# start of Supplied passage

Saturday 10 December 2011

Tuffnells' Toffee's for Buttery Fingers

I read Tuffnell's Toffees for Buttery Fingers at Word Soup on the 27 October 2011.  Now that I've come to terms with my adenoidal Lancashire accent & nervous stuttering I kind-of think it went okay... http://www.youtube.com/watch?v=_ABLRawErfc

Wednesday 12 October 2011

Quickies: short stories for adults

If you like to raise a little laugh, try dressing as a elderly lady and reading (out loud) a story containing the term, ‘buttery fuck’ - comedy gold.
I know I don’t keep this blog anymore but I need to tell my other reader (if you are still alive) that I’ve done a reading without being sick in a bucket and I’m in print!

On Wednesday 28 September 2011, I read a story called Tuffnell's Toffees at the launch of a book.
Quickies: short stories for adults is an anthology of flash fiction produced by the Flashtag writing collective as part of the Didsbury Arts Festival. The launch was glittery with lollies, wit and innuendo.

The Flashtag writers are  Sarah-Clare Conlon, Fat Roland, Dave Hartley, Tom Mason and Benjamin Judge and and the Quickies stories are written by them and by their invited writerly chums. My virtual friend Ben Judge (now my actual friend, I think, as we met at said glittering event) asked me to contribute a smutty story. I was very pleased and very scared by this prospect. I was scared for two reasons:

1). There was a word limit of 400 words and, as my other reader will know; (alive or dead) my name is not a byword for brevity.

# end of Supplied passage

Stated problem A → Rewrite the blog excerpt starting at "Wednesday 12 October" and ending at "launch of a book.", swapping "bucket" for "basin".
Stated problem B → According to the blog excerpt, on what date was Tuffnell's Toffees read at the book launch?

# start of Given data

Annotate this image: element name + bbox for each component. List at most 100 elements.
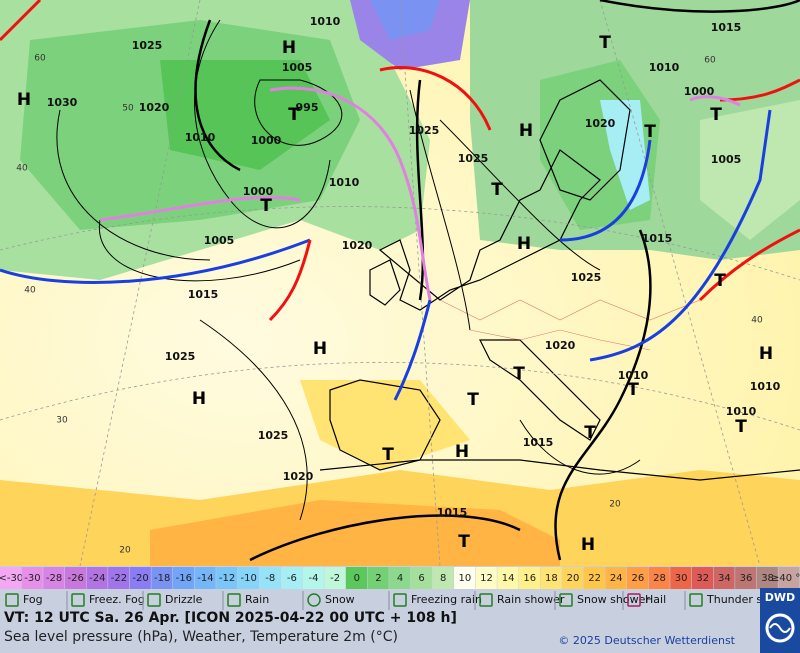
legend-label: Hail <box>645 593 666 606</box>
scale-cell <box>540 567 562 589</box>
legend-label: Rain shower <box>497 593 565 606</box>
pressure-center: T <box>714 271 726 291</box>
scale-label: 4 <box>397 573 403 584</box>
legend-icon <box>479 593 493 607</box>
scale-label: 12 <box>480 573 493 584</box>
scale-cell <box>454 567 476 589</box>
scale-label: 10 <box>458 573 471 584</box>
scale-label: -28 <box>46 573 62 584</box>
scale-cell <box>172 567 195 589</box>
scale-label: 0 <box>354 573 360 584</box>
legend-icon <box>393 593 407 607</box>
scale-label: 28 <box>653 573 666 584</box>
isotherm-label: 60 <box>704 56 716 66</box>
scale-label: -2 <box>330 573 340 584</box>
scale-cell <box>21 567 43 589</box>
isobar-label: 995 <box>296 101 319 114</box>
scale-label: -6 <box>287 573 297 584</box>
isobar-label: 1025 <box>571 271 602 284</box>
legend-label: Fog <box>23 593 43 606</box>
scale-cell <box>410 567 432 589</box>
isotherm-label: 60 <box>34 54 46 64</box>
map-background <box>0 0 800 566</box>
scale-label: -4 <box>309 573 319 584</box>
isobar-label: 1020 <box>545 339 576 352</box>
pressure-center: H <box>282 38 296 58</box>
isobar-label: 1010 <box>649 61 680 74</box>
logo-text: DWD <box>765 591 795 604</box>
pressure-center: T <box>599 33 611 53</box>
isobar-label: 1025 <box>132 39 163 52</box>
isobar-label: 1000 <box>684 85 715 98</box>
scale-cell <box>0 567 22 589</box>
pressure-center: T <box>260 196 272 216</box>
scale-cell <box>735 567 757 589</box>
isobar-label: 1010 <box>726 405 757 418</box>
pressure-center: T <box>288 105 300 125</box>
scale-label: 2 <box>375 573 381 584</box>
pressure-center: T <box>584 423 596 443</box>
scale-cell <box>670 567 692 589</box>
isobar-label: 1030 <box>47 96 78 109</box>
isobar-label: 1020 <box>342 239 373 252</box>
legend-label: Snow <box>325 593 355 606</box>
scale-cell <box>281 567 303 589</box>
scale-cell <box>562 567 584 589</box>
pressure-center: H <box>519 121 533 141</box>
pressure-center: T <box>467 390 479 410</box>
scale-cell <box>475 567 497 589</box>
pressure-center: H <box>17 90 31 110</box>
borders <box>439 299 701 351</box>
scale-cell <box>778 567 800 589</box>
pressure-center: T <box>458 532 470 552</box>
isobar-label: 1015 <box>523 436 554 449</box>
scale-cell <box>713 567 735 589</box>
pressure-center: H <box>517 234 531 254</box>
scale-cell <box>518 567 541 589</box>
scale-label: 20 <box>567 573 580 584</box>
scale-cell <box>194 567 216 589</box>
scale-cell <box>367 567 389 589</box>
isobar-label: 1000 <box>243 185 274 198</box>
pressure-center: T <box>735 417 747 437</box>
scale-label: 22 <box>588 573 601 584</box>
scale-cell <box>259 567 281 589</box>
pressure-center: H <box>192 389 206 409</box>
isobar-label: 1020 <box>585 117 616 130</box>
scale-label: 26 <box>631 573 644 584</box>
isobar-label: 1025 <box>458 152 489 165</box>
pressure-center: T <box>513 364 525 384</box>
scale-cell <box>691 567 714 589</box>
isobar-label: 1020 <box>139 101 170 114</box>
scale-cell <box>756 567 778 589</box>
isobar-label: 1005 <box>204 234 235 247</box>
scale-label: ≥40 °C <box>771 573 800 584</box>
legend-label: Freezing rain <box>411 593 482 606</box>
legend-icon <box>689 593 703 607</box>
isobar-label: 1005 <box>711 153 742 166</box>
scale-cell <box>302 567 324 589</box>
legend-label: Snow shower <box>577 593 650 606</box>
temperature-scale: <-30 -30 -28 -26 -24 -22 -20 -18 -16 -14 -12 -10 -8-… <box>0 567 800 589</box>
isobar-label: 1010 <box>329 176 360 189</box>
scale-cell <box>151 567 173 589</box>
scale-label: 14 <box>502 573 515 584</box>
pressure-center: H <box>455 442 469 462</box>
scale-label: 6 <box>418 573 424 584</box>
legend-label: Rain <box>245 593 269 606</box>
isobar-label: 1025 <box>165 350 196 363</box>
isobar-label: 1005 <box>282 61 313 74</box>
pressure-center: T <box>710 105 722 125</box>
scale-cell <box>345 567 368 589</box>
scale-label: 16 <box>523 573 536 584</box>
scale-cell <box>627 567 649 589</box>
pressure-center: H <box>313 339 327 359</box>
pressure-center: T <box>382 445 394 465</box>
scale-label: 36 <box>740 573 753 584</box>
isobar-label: 1010 <box>618 369 649 382</box>
scale-label: 38 <box>761 573 774 584</box>
scale-label: -18 <box>154 573 170 584</box>
scale-cell <box>389 567 411 589</box>
isotherm-label: 40 <box>16 164 28 174</box>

# end of Given data

Full solution A →
Wednesday 12 October 2011

Quickies: short stories for adults

If you like to raise a little laugh, try dressing as a elderly lady and reading (out loud) a story containing the term, ‘buttery fuck’ - comedy gold.
I know I don’t keep this blog anymore but I need to tell my other reader (if you are still alive) that I’ve done a reading without being sick in a basin and I’m in print!

On Wednesday 28 September 2011, I read a story called Tuffnell's Toffees at the launch of a book.

Full solution B → Wednesday 28 September 2011.